Repeat each entry in full, exactly.

__MATERIAL PROVIDED__
========

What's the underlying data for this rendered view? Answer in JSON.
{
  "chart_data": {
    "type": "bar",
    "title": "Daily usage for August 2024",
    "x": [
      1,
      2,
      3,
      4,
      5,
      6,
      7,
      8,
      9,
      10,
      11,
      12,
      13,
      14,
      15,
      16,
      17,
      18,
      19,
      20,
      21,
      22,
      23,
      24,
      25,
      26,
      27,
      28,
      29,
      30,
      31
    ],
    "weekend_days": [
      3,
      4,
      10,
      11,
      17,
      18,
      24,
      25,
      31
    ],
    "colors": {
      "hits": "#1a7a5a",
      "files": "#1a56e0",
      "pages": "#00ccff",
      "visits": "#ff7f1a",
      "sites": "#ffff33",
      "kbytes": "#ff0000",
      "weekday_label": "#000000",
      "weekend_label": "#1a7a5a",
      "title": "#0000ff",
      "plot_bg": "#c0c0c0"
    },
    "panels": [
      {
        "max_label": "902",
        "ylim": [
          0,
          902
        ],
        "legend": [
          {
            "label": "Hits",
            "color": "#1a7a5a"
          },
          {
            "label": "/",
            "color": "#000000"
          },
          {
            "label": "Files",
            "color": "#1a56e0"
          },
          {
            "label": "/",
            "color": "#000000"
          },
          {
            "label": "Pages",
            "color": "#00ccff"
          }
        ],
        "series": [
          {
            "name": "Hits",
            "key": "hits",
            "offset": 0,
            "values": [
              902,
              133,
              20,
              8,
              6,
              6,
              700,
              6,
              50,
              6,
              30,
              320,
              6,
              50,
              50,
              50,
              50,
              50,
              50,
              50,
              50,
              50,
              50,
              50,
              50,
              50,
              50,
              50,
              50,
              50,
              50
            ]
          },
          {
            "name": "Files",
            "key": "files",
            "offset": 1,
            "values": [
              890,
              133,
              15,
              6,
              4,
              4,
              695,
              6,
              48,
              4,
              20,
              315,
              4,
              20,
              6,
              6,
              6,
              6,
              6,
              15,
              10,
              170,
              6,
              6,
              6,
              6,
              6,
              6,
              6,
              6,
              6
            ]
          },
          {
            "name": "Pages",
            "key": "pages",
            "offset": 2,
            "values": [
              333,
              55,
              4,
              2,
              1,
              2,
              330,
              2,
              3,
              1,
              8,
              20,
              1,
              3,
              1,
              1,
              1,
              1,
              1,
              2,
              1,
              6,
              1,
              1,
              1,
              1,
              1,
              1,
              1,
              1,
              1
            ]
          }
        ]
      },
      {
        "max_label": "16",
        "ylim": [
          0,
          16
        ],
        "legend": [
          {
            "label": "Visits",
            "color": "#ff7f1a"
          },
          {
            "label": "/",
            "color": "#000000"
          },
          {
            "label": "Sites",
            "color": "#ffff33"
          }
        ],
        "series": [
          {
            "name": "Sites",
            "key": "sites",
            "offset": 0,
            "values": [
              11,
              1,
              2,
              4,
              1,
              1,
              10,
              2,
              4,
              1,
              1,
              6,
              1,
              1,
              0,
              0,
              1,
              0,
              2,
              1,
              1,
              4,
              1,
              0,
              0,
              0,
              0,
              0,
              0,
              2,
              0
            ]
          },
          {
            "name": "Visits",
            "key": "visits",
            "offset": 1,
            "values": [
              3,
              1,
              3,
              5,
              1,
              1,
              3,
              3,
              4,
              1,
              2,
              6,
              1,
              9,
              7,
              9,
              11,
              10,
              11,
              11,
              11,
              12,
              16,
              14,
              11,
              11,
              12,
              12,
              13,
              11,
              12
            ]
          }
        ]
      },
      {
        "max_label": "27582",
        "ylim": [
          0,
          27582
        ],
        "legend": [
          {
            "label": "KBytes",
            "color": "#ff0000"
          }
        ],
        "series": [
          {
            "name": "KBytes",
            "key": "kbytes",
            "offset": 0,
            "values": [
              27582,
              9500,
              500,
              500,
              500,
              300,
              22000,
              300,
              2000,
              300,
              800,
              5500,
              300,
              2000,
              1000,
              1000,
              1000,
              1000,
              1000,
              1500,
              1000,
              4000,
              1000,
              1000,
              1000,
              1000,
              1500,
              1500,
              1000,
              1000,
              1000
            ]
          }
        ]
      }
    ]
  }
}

========

__WRITTEN RESPONSE__
What's the underlying data for this rendered view? Answer in JSON.
{
  "chart_data": {
    "type": "bar",
    "title": "Daily usage for August 2024",
    "x": [
      1,
      2,
      3,
      4,
      5,
      6,
      7,
      8,
      9,
      10,
      11,
      12,
      13,
      14,
      15,
      16,
      17,
      18,
      19,
      20,
      21,
      22,
      23,
      24,
      25,
      26,
      27,
      28,
      29,
      30,
      31
    ],
    "weekend_days": [
      3,
      4,
      10,
      11,
      17,
      18,
      24,
      25,
      31
    ],
    "colors": {
      "hits": "#1a7a5a",
      "files": "#1a56e0",
      "pages": "#00ccff",
      "visits": "#ff7f1a",
      "sites": "#ffff33",
      "kbytes": "#ff0000",
      "weekday_label": "#000000",
      "weekend_label": "#1a7a5a",
      "title": "#0000ff",
      "plot_bg": "#c0c0c0"
    },
    "panels": [
      {
        "max_label": "902",
        "ylim": [
          0,
          902
        ],
        "legend": [
          {
            "label": "Hits",
            "color": "#1a7a5a"
          },
          {
            "label": "/",
            "color": "#000000"
          },
          {
            "label": "Files",
            "color": "#1a56e0"
          },
          {
            "label": "/",
            "color": "#000000"
          },
          {
            "label": "Pages",
            "color": "#00ccff"
          }
        ],
        "series": [
          {
            "name": "Hits",
            "key": "hits",
            "offset": 0,
            "values": [
              902,
              133,
              20,
              8,
              6,
              6,
              700,
              6,
              50,
              6,
              30,
              320,
              6,
              50,
              50,
              50,
              50,
              50,
              50,
              50,
              50,
              50,
              50,
              50,
              50,
              50,
              50,
              50,
              50,
              50,
              50
            ]
          },
          {
            "name": "Files",
            "key": "files",
            "offset": 1,
            "values": [
              890,
              133,
              15,
              6,
              4,
              4,
              695,
              6,
              48,
              4,
              20,
              315,
              4,
              20,
              6,
              6,
              6,
              6,
              6,
              15,
              10,
              170,
              6,
              6,
              6,
              6,
              6,
              6,
              6,
              6,
              6
            ]
          },
          {
            "name": "Pages",
            "key": "pages",
            "offset": 2,
            "values": [
              333,
              55,
              4,
              2,
              1,
              2,
              330,
              2,
              3,
              1,
              8,
              20,
              1,
              3,
              1,
              1,
              1,
              1,
              1,
              2,
              1,
              6,
              1,
              1,
              1,
              1,
              1,
              1,
              1,
              1,
              1
            ]
          }
        ]
      },
      {
        "max_label": "16",
        "ylim": [
          0,
          16
        ],
        "legend": [
          {
            "label": "Visits",
            "color": "#ff7f1a"
          },
          {
            "label": "/",
            "color": "#000000"
          },
          {
            "label": "Sites",
            "color": "#ffff33"
          }
        ],
        "series": [
          {
            "name": "Sites",
            "key": "sites",
            "offset": 0,
            "values": [
              11,
              1,
              2,
              4,
              1,
              1,
              10,
              2,
              4,
              1,
              1,
              6,
              1,
              1,
              0,
              0,
              1,
              0,
              2,
              1,
              1,
              4,
              1,
              0,
              0,
              0,
              0,
              0,
              0,
              2,
              0
            ]
          },
          {
            "name": "Visits",
            "key": "visits",
            "offset": 1,
            "values": [
              3,
              1,
              3,
              5,
              1,
              1,
              3,
              3,
              4,
              1,
              2,
              6,
              1,
              9,
              7,
              9,
              11,
              10,
              11,
              11,
              11,
              12,
              16,
              14,
              11,
              11,
              12,
              12,
              13,
              11,
              12
            ]
          }
        ]
      },
      {
        "max_label": "27582",
        "ylim": [
          0,
          27582
        ],
        "legend": [
          {
            "label": "KBytes",
            "color": "#ff0000"
          }
        ],
        "series": [
          {
            "name": "KBytes",
            "key": "kbytes",
            "offset": 0,
            "values": [
              27582,
              9500,
              500,
              500,
              500,
              300,
              22000,
              300,
              2000,
              300,
              800,
              5500,
              300,
              2000,
              1000,
              1000,
              1000,
              1000,
              1000,
              1500,
              1000,
              4000,
              1000,
              1000,
              1000,
              1000,
              1500,
              1500,
              1000,
              1000,
              1000
            ]
          }
        ]
      }
    ]
  }
}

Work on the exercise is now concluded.